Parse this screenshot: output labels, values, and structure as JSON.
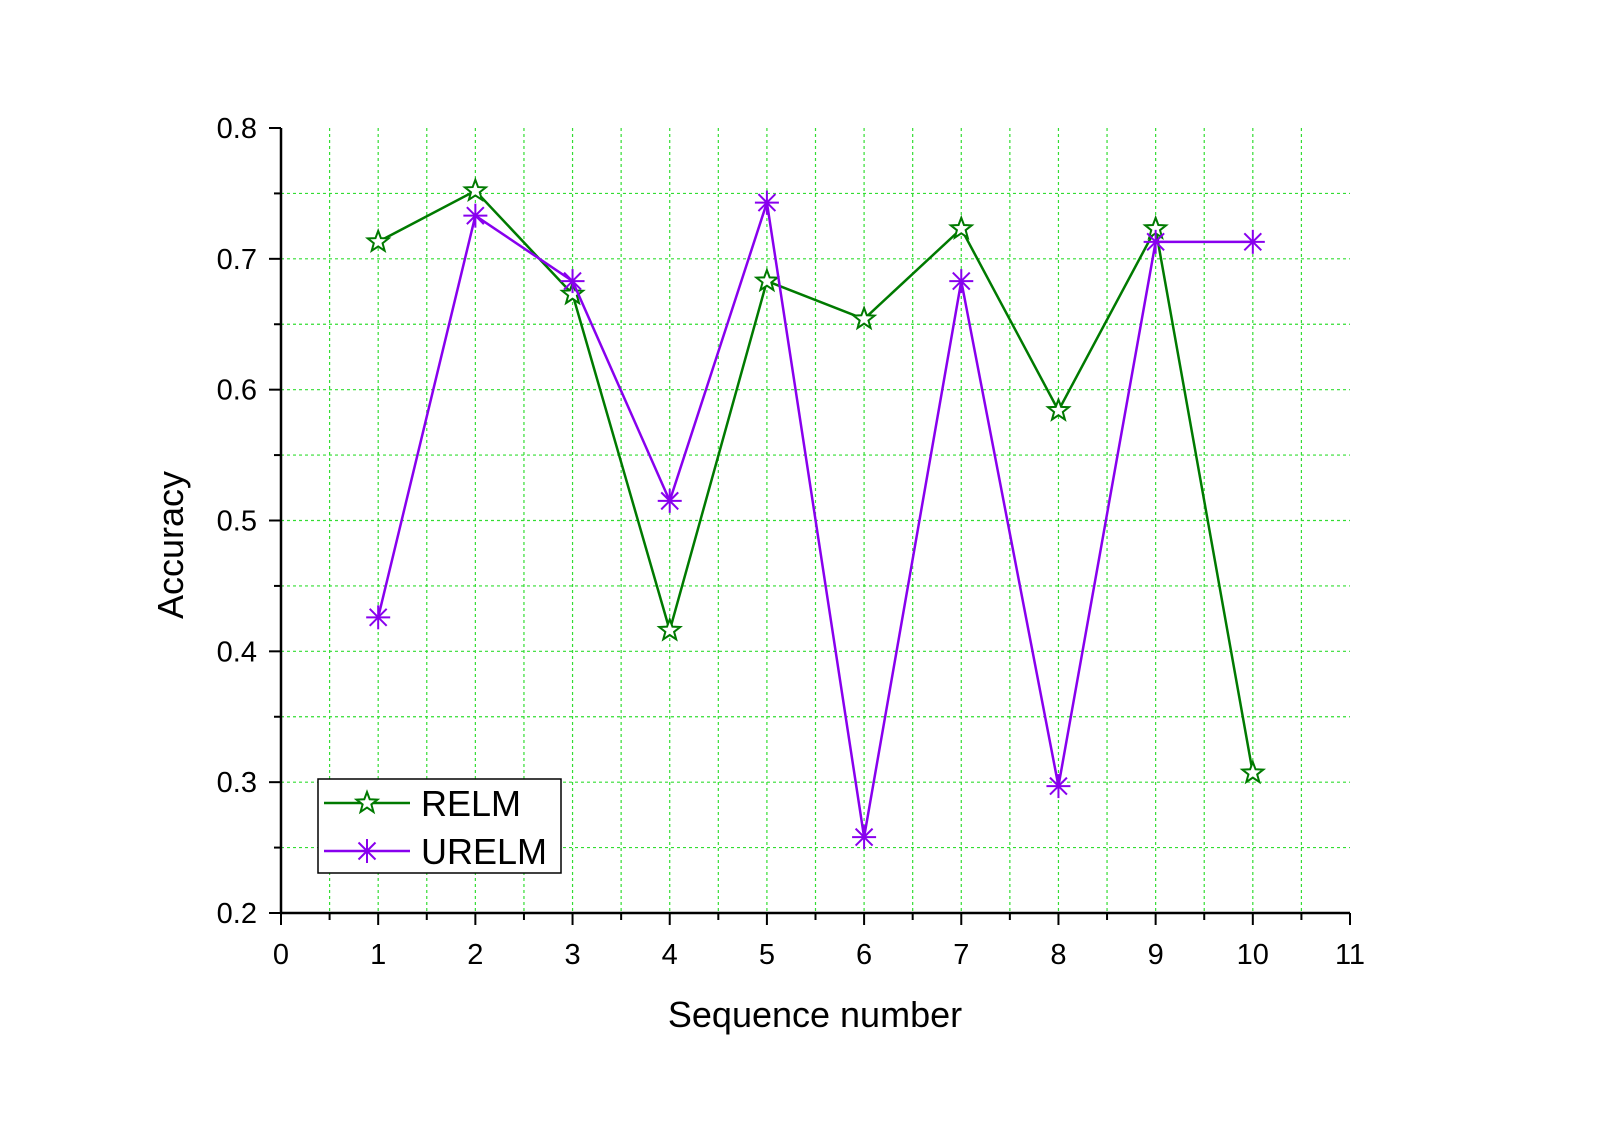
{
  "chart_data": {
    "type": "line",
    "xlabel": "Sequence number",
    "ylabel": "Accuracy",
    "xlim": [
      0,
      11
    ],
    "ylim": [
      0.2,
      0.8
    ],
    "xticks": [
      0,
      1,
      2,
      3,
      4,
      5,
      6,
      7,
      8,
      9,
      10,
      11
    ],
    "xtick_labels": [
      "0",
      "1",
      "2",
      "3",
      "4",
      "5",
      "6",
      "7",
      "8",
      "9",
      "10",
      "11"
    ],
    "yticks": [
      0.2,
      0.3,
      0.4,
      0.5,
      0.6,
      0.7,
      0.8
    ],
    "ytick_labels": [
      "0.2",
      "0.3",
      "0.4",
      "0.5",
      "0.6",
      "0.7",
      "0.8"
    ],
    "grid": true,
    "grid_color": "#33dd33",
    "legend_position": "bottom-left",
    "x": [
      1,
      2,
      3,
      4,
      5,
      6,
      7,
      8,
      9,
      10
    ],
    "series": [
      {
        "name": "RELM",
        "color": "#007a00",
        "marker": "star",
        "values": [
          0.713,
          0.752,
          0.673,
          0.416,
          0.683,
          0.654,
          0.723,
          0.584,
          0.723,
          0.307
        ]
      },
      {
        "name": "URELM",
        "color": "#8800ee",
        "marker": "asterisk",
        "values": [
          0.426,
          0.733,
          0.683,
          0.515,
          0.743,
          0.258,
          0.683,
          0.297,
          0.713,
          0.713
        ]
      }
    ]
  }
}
######
**THE PROBLEM:**
Without the pictures, reproduce every line of the records above exactly.

**SOLUTION TO THIS PROBLEM:**
Parse this screenshot: output labels, values, and structure as JSON.
{
  "chart_data": {
    "type": "line",
    "xlabel": "Sequence number",
    "ylabel": "Accuracy",
    "xlim": [
      0,
      11
    ],
    "ylim": [
      0.2,
      0.8
    ],
    "xticks": [
      0,
      1,
      2,
      3,
      4,
      5,
      6,
      7,
      8,
      9,
      10,
      11
    ],
    "xtick_labels": [
      "0",
      "1",
      "2",
      "3",
      "4",
      "5",
      "6",
      "7",
      "8",
      "9",
      "10",
      "11"
    ],
    "yticks": [
      0.2,
      0.3,
      0.4,
      0.5,
      0.6,
      0.7,
      0.8
    ],
    "ytick_labels": [
      "0.2",
      "0.3",
      "0.4",
      "0.5",
      "0.6",
      "0.7",
      "0.8"
    ],
    "grid": true,
    "grid_color": "#33dd33",
    "legend_position": "bottom-left",
    "x": [
      1,
      2,
      3,
      4,
      5,
      6,
      7,
      8,
      9,
      10
    ],
    "series": [
      {
        "name": "RELM",
        "color": "#007a00",
        "marker": "star",
        "values": [
          0.713,
          0.752,
          0.673,
          0.416,
          0.683,
          0.654,
          0.723,
          0.584,
          0.723,
          0.307
        ]
      },
      {
        "name": "URELM",
        "color": "#8800ee",
        "marker": "asterisk",
        "values": [
          0.426,
          0.733,
          0.683,
          0.515,
          0.743,
          0.258,
          0.683,
          0.297,
          0.713,
          0.713
        ]
      }
    ]
  }
}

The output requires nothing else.